→ INSTRUCTIONS FOR THE TASK
Word for word, print each line of the listing below; pictures stay out.
## START RECORD SET
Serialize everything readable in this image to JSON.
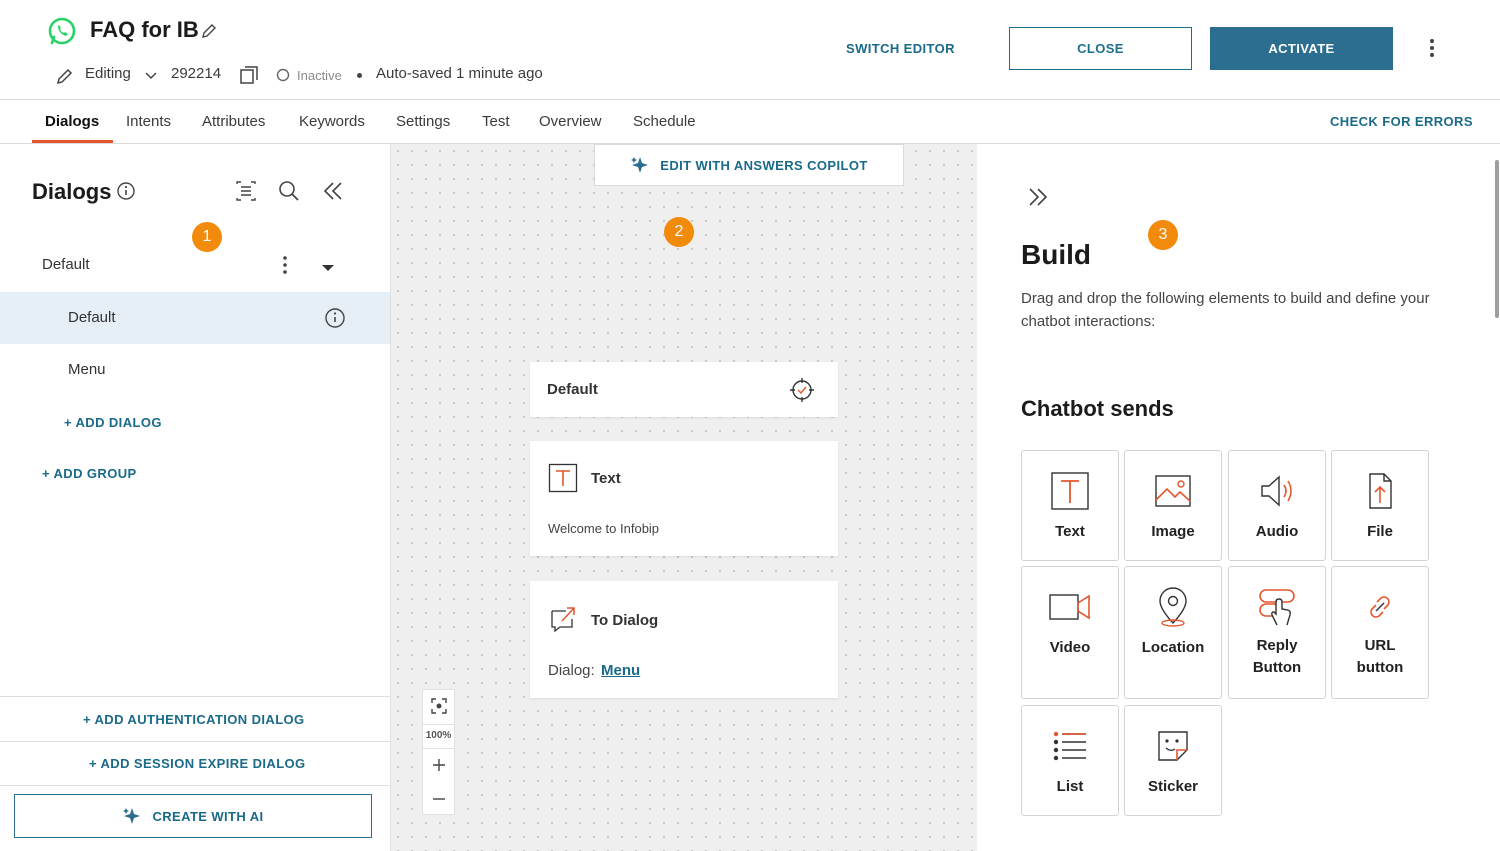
{
  "header": {
    "title": "FAQ for IB",
    "mode": "Editing",
    "bot_id": "292214",
    "status": "Inactive",
    "autosave": "Auto-saved 1 minute ago",
    "switch_editor": "SWITCH EDITOR",
    "close": "CLOSE",
    "activate": "ACTIVATE"
  },
  "tabs": [
    "Dialogs",
    "Intents",
    "Attributes",
    "Keywords",
    "Settings",
    "Test",
    "Overview",
    "Schedule"
  ],
  "check_errors": "CHECK FOR ERRORS",
  "left_panel": {
    "title": "Dialogs",
    "group": "Default",
    "dialogs": [
      "Default",
      "Menu"
    ],
    "add_dialog": "+ ADD DIALOG",
    "add_group": "+ ADD GROUP",
    "add_auth": "+ ADD AUTHENTICATION DIALOG",
    "add_session": "+ ADD SESSION EXPIRE DIALOG",
    "create_ai": "CREATE WITH AI"
  },
  "badges": [
    "1",
    "2",
    "3"
  ],
  "canvas": {
    "copilot": "EDIT WITH ANSWERS COPILOT",
    "card_default": "Default",
    "text_title": "Text",
    "text_body": "Welcome to Infobip",
    "todialog_title": "To Dialog",
    "dialog_label": "Dialog:",
    "dialog_link": "Menu",
    "zoom": "100%"
  },
  "build": {
    "title": "Build",
    "desc": "Drag and drop the following elements to build and define your chatbot interactions:",
    "section": "Chatbot sends",
    "tiles": [
      "Text",
      "Image",
      "Audio",
      "File",
      "Video",
      "Location",
      "Reply Button",
      "URL button",
      "List",
      "Sticker"
    ]
  },
  "colors": {
    "accent": "#2b6e8f",
    "orange": "#f28a0c",
    "tab_underline": "#e4572e",
    "whatsapp": "#25d366"
  }
}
## END RECORD SET
→ CORRECT OUTPUT
Serialize everything readable in this image to JSON.
{
  "header": {
    "title": "FAQ for IB",
    "mode": "Editing",
    "bot_id": "292214",
    "status": "Inactive",
    "autosave": "Auto-saved 1 minute ago",
    "switch_editor": "SWITCH EDITOR",
    "close": "CLOSE",
    "activate": "ACTIVATE"
  },
  "tabs": [
    "Dialogs",
    "Intents",
    "Attributes",
    "Keywords",
    "Settings",
    "Test",
    "Overview",
    "Schedule"
  ],
  "check_errors": "CHECK FOR ERRORS",
  "left_panel": {
    "title": "Dialogs",
    "group": "Default",
    "dialogs": [
      "Default",
      "Menu"
    ],
    "add_dialog": "+ ADD DIALOG",
    "add_group": "+ ADD GROUP",
    "add_auth": "+ ADD AUTHENTICATION DIALOG",
    "add_session": "+ ADD SESSION EXPIRE DIALOG",
    "create_ai": "CREATE WITH AI"
  },
  "badges": [
    "1",
    "2",
    "3"
  ],
  "canvas": {
    "copilot": "EDIT WITH ANSWERS COPILOT",
    "card_default": "Default",
    "text_title": "Text",
    "text_body": "Welcome to Infobip",
    "todialog_title": "To Dialog",
    "dialog_label": "Dialog:",
    "dialog_link": "Menu",
    "zoom": "100%"
  },
  "build": {
    "title": "Build",
    "desc": "Drag and drop the following elements to build and define your chatbot interactions:",
    "section": "Chatbot sends",
    "tiles": [
      "Text",
      "Image",
      "Audio",
      "File",
      "Video",
      "Location",
      "Reply Button",
      "URL button",
      "List",
      "Sticker"
    ]
  },
  "colors": {
    "accent": "#2b6e8f",
    "orange": "#f28a0c",
    "tab_underline": "#e4572e",
    "whatsapp": "#25d366"
  }
}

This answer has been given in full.